EXERCISE INSTRUCTIONS: Tally the lines that hold the string "PulseNet", and reply with the count alone.

MATERIAL TO PROCESS:
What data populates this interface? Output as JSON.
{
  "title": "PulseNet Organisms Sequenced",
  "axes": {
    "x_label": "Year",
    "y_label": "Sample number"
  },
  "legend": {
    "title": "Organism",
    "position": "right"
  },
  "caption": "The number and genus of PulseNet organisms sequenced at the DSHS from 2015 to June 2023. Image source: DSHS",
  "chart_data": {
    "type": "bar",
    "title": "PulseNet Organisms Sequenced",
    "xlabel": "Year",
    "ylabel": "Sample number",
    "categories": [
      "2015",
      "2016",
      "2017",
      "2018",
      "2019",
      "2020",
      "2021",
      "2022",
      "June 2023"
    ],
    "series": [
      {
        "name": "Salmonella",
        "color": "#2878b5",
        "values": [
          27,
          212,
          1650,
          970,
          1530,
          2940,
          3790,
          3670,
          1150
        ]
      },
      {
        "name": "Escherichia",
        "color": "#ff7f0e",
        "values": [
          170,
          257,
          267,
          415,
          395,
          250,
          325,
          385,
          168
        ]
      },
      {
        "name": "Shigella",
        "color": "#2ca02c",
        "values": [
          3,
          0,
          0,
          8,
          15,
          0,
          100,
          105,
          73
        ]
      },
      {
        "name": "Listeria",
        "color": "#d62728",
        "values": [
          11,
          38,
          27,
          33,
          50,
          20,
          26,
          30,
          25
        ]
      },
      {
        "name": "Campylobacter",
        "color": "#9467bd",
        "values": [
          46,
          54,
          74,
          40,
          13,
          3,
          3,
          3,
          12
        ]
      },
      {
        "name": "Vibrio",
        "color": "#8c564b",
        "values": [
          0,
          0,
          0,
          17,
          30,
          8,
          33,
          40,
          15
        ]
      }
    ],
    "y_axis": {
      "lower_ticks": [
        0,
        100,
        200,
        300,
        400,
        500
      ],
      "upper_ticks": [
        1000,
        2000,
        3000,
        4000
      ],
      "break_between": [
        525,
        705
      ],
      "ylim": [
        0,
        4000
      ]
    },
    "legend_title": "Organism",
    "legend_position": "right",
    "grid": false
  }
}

FINISHED TASK: 3